[Collection entries]
***
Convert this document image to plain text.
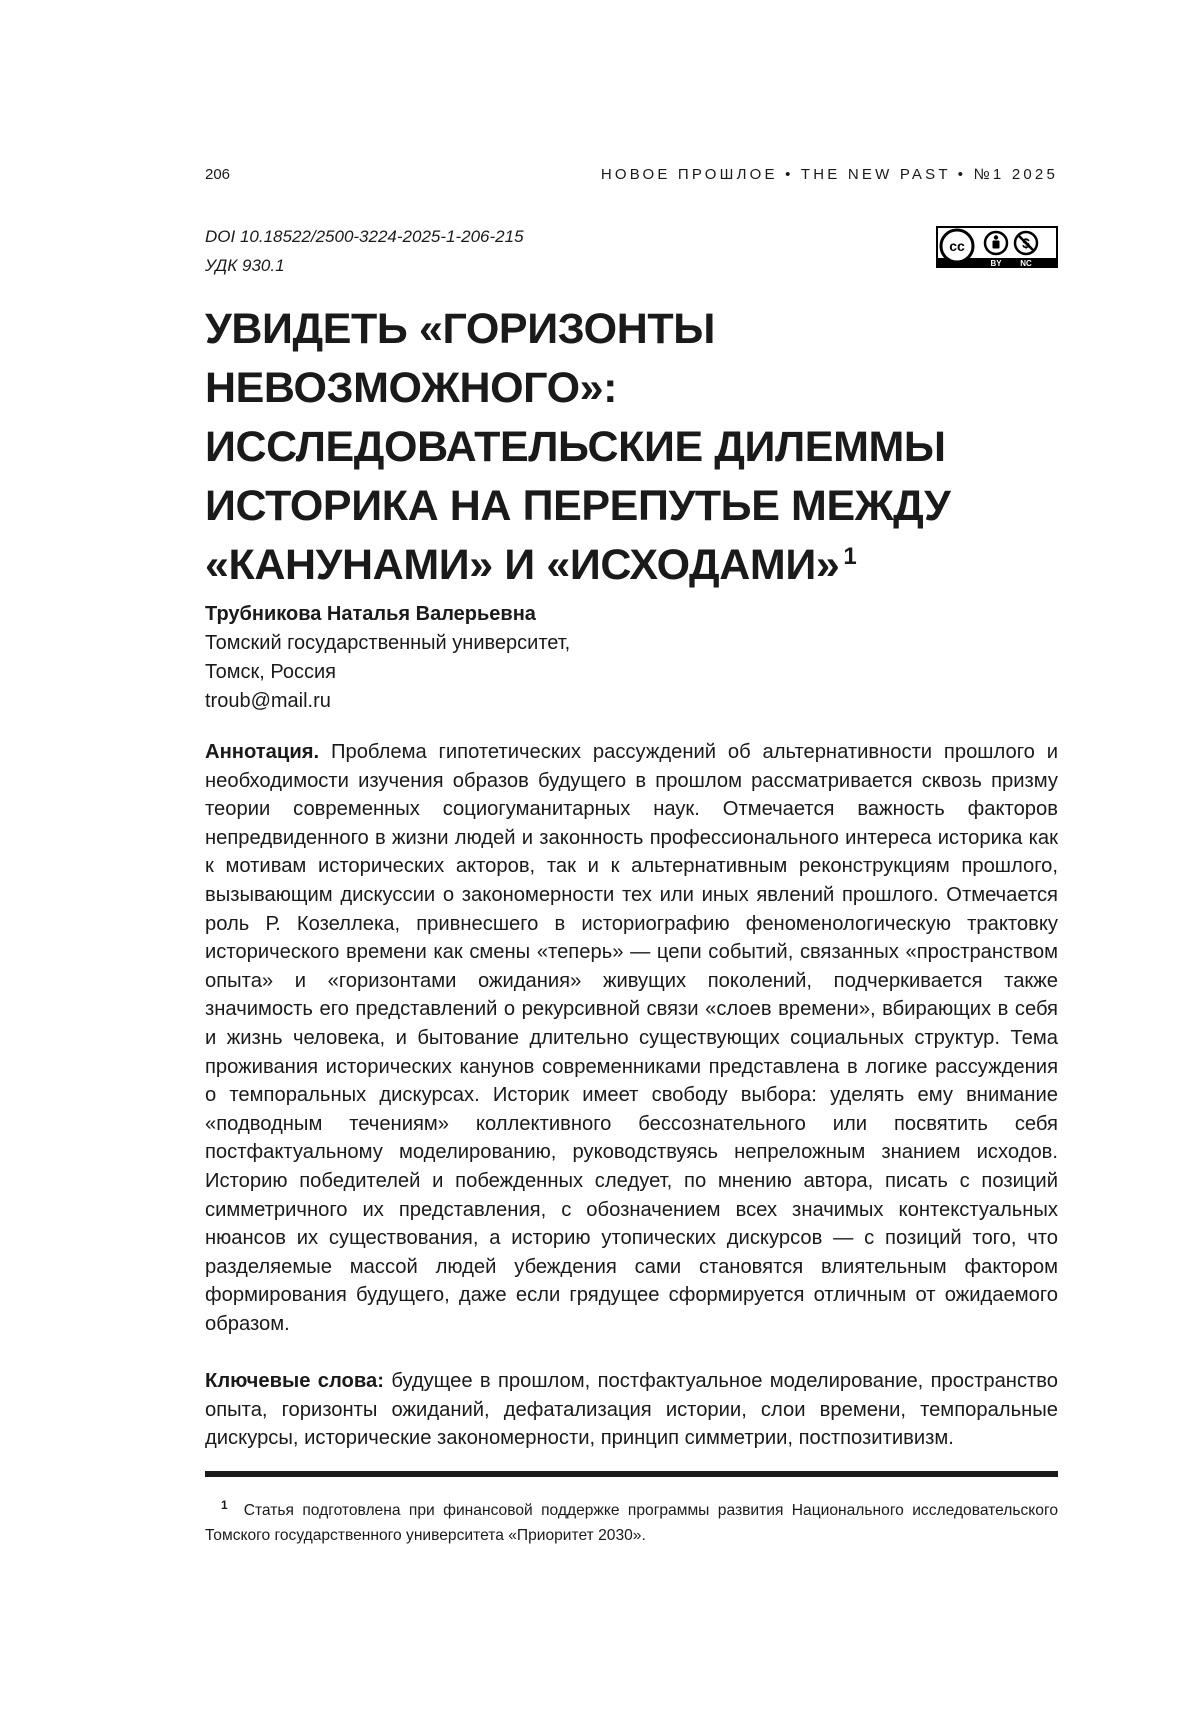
206	НОВОЕ ПРОШЛОЕ • THE NEW PAST • №1 2025
DOI 10.18522/2500-3224-2025-1-206-215
УДК 930.1
cc
BY NC
УВИДЕТЬ «ГОРИЗОНТЫ НЕВОЗМОЖНОГО»: ИССЛЕДОВАТЕЛЬСКИЕ ДИЛЕММЫ ИСТОРИКА НА ПЕРЕПУТЬЕ МЕЖДУ «КАНУНАМИ» И «ИСХОДАМИ» 1
Трубникова Наталья Валерьевна
Томский государственный университет,
Томск, Россия
troub@mail.ru

Аннотация. Проблема гипотетических рассуждений об альтернативности прошлого и необходимости изучения образов будущего в прошлом рассматривается сквозь призму теории современных социогуманитарных наук. Отмечается важность факторов непредвиденного в жизни людей и законность профессионального интереса историка как к мотивам исторических акторов, так и к альтернативным реконструкциям прошлого, вызывающим дискуссии о закономерности тех или иных явлений прошлого. Отмечается роль Р. Козеллека, привнесшего в историографию феноменологическую трактовку исторического времени как смены «теперь» — цепи событий, связанных «пространством опыта» и «горизонтами ожидания» живущих поколений, подчеркивается также значимость его представлений о рекурсивной связи «слоев времени», вбирающих в себя и жизнь человека, и бытование длительно существующих социальных структур. Тема проживания исторических канунов современниками представлена в логике рассуждения о темпоральных дискурсах. Историк имеет свободу выбора: уделять ему внимание «подводным течениям» коллективного бессознательного или посвятить себя постфактуальному моделированию, руководствуясь непреложным знанием исходов. Историю победителей и побежденных следует, по мнению автора, писать с позиций симметричного их представления, с обозначением всех значимых контекстуальных нюансов их существования, а историю утопических дискурсов — с позиций того, что разделяемые массой людей убеждения сами становятся влиятельным фактором формирования будущего, даже если грядущее сформируется отличным от ожидаемого образом.

Ключевые слова: будущее в прошлом, постфактуальное моделирование, пространство опыта, горизонты ожиданий, дефатализация истории, слои времени, темпоральные дискурсы, исторические закономерности, принцип симметрии, постпозитивизм.

1 Статья подготовлена при финансовой поддержке программы развития Национального исследовательского Томского государственного университета «Приоритет 2030».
***
(WHAT IS EXPECTED):
Check each line above for the word "прошлом", and copy the lines where it appears.

(THE RESPONSE):
Аннотация. Проблема гипотетических рассуждений об альтернативности прошлого и необходимости изучения образов будущего в прошлом рассматривается сквозь призму теории современных социогуманитарных наук. Отмечается важность факторов непредвиденного в жизни людей и законность профессионального интереса историка как к мотивам исторических акторов, так и к альтернативным реконструкциям прошлого, вызывающим дискуссии о закономерности тех или иных явлений прошлого. Отмечается роль Р. Козеллека, привнесшего в историографию феноменологическую трактовку исторического времени как смены «теперь» — цепи событий, связанных «пространством опыта» и «горизонтами ожидания» живущих поколений, подчеркивается также значимость его представлений о рекурсивной связи «слоев времени», вбирающих в себя и жизнь человека, и бытование длительно существующих социальных структур. Тема проживания исторических канунов современниками представлена в логике рассуждения о темпоральных дискурсах. Историк имеет свободу выбора: уделять ему внимание «подводным течениям» коллективного бессознательного или посвятить себя постфактуальному моделированию, руководствуясь непреложным знанием исходов. Историю победителей и побежденных следует, по мнению автора, писать с позиций симметричного их представления, с обозначением всех значимых контекстуальных нюансов их существования, а историю утопических дискурсов — с позиций того, что разделяемые массой людей убеждения сами становятся влиятельным фактором формирования будущего, даже если грядущее сформируется отличным от ожидаемого образом.
Ключевые слова: будущее в прошлом, постфактуальное моделирование, пространство опыта, горизонты ожиданий, дефатализация истории, слои времени, темпоральные дискурсы, исторические закономерности, принцип симметрии, постпозитивизм.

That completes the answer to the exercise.